* _WORK TO DO_
In the comic collection blurb, reproduce the part that opens with "In Zippy’s latest" and closes with "worship Joan Rivers.", swapping "refrigerators" for "toasters".

* _TEXT SHOWN_
# # #
In Zippy’s latest collection of daily and color strips (with additional pages!), the tour of “Dingburg” continues; we drop in on dozens of Dingburgers and observe them in their natural habitat. The city “inhabited entirely by pinheads” can be seen as a metaphor for the world we live in today — or not.
In any event, we watch as Zippy the Pinhead and his fellow Dingburg residents hunt and bag “Speedy Alka Seltzer,” hear voices in their refrigerators, become addicted to Riboflavin, enjoy fondling newsprint, believe that “wahoo bark” attracts the opposite sex, and worship Joan Rivers.
There’s also the extended series in which Zippy has a long (and donut-based) conversation with God and another in which we meet a pinhead poet who bears a striking resemblance to Charles Bukowski. Are we having fun yet?
# # #
* _LISTING_
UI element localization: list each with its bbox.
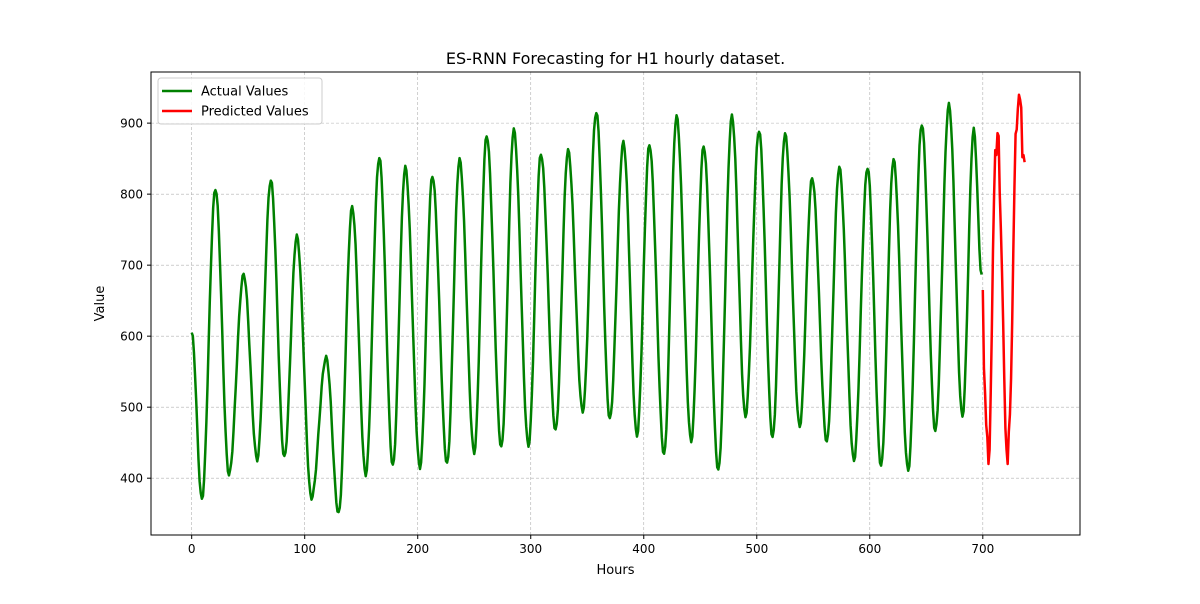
legend-box [157, 77, 323, 125]
x-tick-label: 600 [858, 542, 881, 556]
y-tick-label: 500 [120, 401, 143, 415]
series-layer [190, 93, 1026, 514]
plot-frame [150, 71, 1081, 536]
x-tick-label: 500 [745, 542, 768, 556]
legend: Actual Values Predicted Values [157, 77, 323, 125]
x-tick-label: 100 [293, 542, 316, 556]
y-tick-label: 700 [120, 259, 143, 273]
series-line-actual [190, 101, 983, 514]
axis-ticks: 0 100 200 300 400 500 600 700 400 500 600 700 800 900 [120, 117, 994, 556]
x-tick-label: 300 [519, 542, 542, 556]
series-line-predicted [981, 93, 1026, 466]
x-tick-label: 200 [406, 542, 429, 556]
x-tick-label: 0 [188, 542, 196, 556]
y-tick-label: 600 [120, 330, 143, 344]
y-tick-label: 900 [120, 117, 143, 131]
y-tick-label: 400 [120, 472, 143, 486]
y-tick-label: 800 [120, 188, 143, 202]
y-axis-label: Value [93, 286, 108, 322]
grid [151, 72, 1080, 535]
legend-label-predicted: Predicted Values [201, 105, 309, 120]
x-axis-label: Hours [596, 563, 634, 578]
x-tick-label: 400 [632, 542, 655, 556]
chart-title: ES-RNN Forecasting for H1 hourly dataset… [446, 49, 785, 68]
legend-label-actual: Actual Values [201, 85, 289, 100]
x-tick-label: 700 [971, 542, 994, 556]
# # #
* _TASK RESPONSE_
In Zippy’s latest collection of daily and color strips (with additional pages!), the tour of “Dingburg” continues; we drop in on dozens of Dingburgers and observe them in their natural habitat. The city “inhabited entirely by pinheads” can be seen as a metaphor for the world we live in today — or not.
In any event, we watch as Zippy the Pinhead and his fellow Dingburg residents hunt and bag “Speedy Alka Seltzer,” hear voices in their toasters, become addicted to Riboflavin, enjoy fondling newsprint, believe that “wahoo bark” attracts the opposite sex, and worship Joan Rivers.